TO BE DONE: Skip the pictures and quote all of the lines exactly.

Records from a dataset:

◇ ◇ ◇

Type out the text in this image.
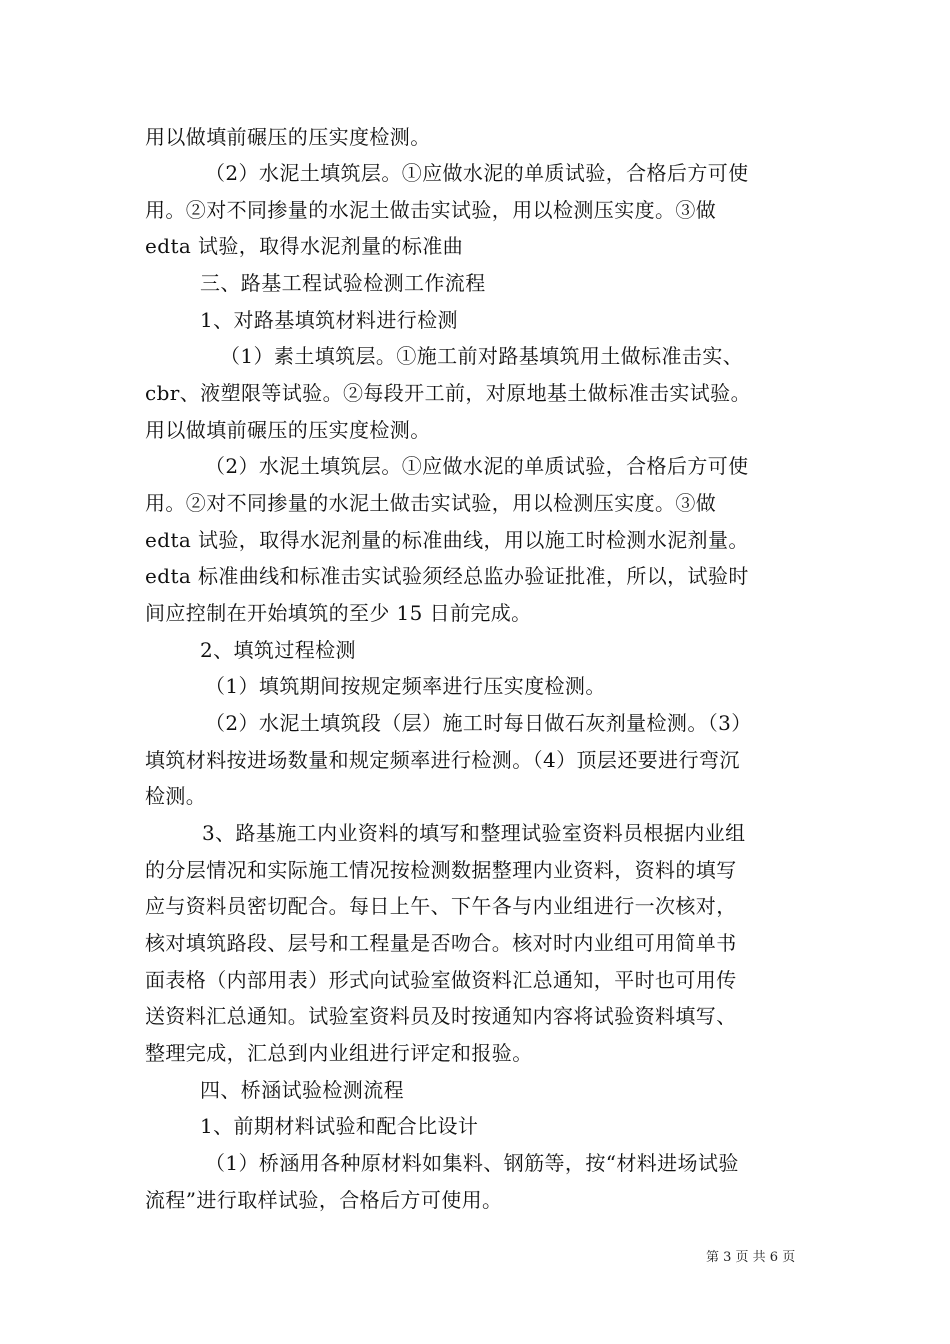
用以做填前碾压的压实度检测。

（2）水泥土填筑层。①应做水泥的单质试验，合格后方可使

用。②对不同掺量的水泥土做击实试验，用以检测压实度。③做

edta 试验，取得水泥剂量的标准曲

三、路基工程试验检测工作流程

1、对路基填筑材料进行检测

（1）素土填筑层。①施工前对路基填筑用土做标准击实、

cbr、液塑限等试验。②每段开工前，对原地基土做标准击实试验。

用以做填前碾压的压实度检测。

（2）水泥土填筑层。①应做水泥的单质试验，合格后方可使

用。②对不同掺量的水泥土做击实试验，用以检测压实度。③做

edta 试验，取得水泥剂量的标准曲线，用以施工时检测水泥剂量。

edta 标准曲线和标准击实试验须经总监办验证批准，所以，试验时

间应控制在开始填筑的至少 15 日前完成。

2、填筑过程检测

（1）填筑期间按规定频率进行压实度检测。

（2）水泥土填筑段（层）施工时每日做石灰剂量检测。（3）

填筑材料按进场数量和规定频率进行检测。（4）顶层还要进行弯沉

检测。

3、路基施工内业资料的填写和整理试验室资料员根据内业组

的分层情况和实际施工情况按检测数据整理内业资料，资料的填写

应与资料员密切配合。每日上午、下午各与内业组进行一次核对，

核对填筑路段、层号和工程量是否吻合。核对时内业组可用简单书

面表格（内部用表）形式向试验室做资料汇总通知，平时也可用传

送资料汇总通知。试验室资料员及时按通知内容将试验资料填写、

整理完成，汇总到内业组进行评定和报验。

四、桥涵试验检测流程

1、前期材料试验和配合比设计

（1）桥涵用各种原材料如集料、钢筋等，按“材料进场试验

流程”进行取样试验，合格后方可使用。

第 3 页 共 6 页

◇ ◇ ◇

SOLVED EXERCISE:
Type out the text in this image.
用以做填前碾压的压实度检测。

（2）水泥土填筑层。①应做水泥的单质试验，合格后方可使

用。②对不同掺量的水泥土做击实试验，用以检测压实度。③做

edta 试验，取得水泥剂量的标准曲

三、路基工程试验检测工作流程

1、对路基填筑材料进行检测

（1）素土填筑层。①施工前对路基填筑用土做标准击实、

cbr、液塑限等试验。②每段开工前，对原地基土做标准击实试验。

用以做填前碾压的压实度检测。

（2）水泥土填筑层。①应做水泥的单质试验，合格后方可使

用。②对不同掺量的水泥土做击实试验，用以检测压实度。③做

edta 试验，取得水泥剂量的标准曲线，用以施工时检测水泥剂量。

edta 标准曲线和标准击实试验须经总监办验证批准，所以，试验时

间应控制在开始填筑的至少 15 日前完成。

2、填筑过程检测

（1）填筑期间按规定频率进行压实度检测。

（2）水泥土填筑段（层）施工时每日做石灰剂量检测。（3）

填筑材料按进场数量和规定频率进行检测。（4）顶层还要进行弯沉

检测。

3、路基施工内业资料的填写和整理试验室资料员根据内业组

的分层情况和实际施工情况按检测数据整理内业资料，资料的填写

应与资料员密切配合。每日上午、下午各与内业组进行一次核对，

核对填筑路段、层号和工程量是否吻合。核对时内业组可用简单书

面表格（内部用表）形式向试验室做资料汇总通知，平时也可用传

送资料汇总通知。试验室资料员及时按通知内容将试验资料填写、

整理完成，汇总到内业组进行评定和报验。

四、桥涵试验检测流程

1、前期材料试验和配合比设计

（1）桥涵用各种原材料如集料、钢筋等，按“材料进场试验

流程”进行取样试验，合格后方可使用。

第 3 页 共 6 页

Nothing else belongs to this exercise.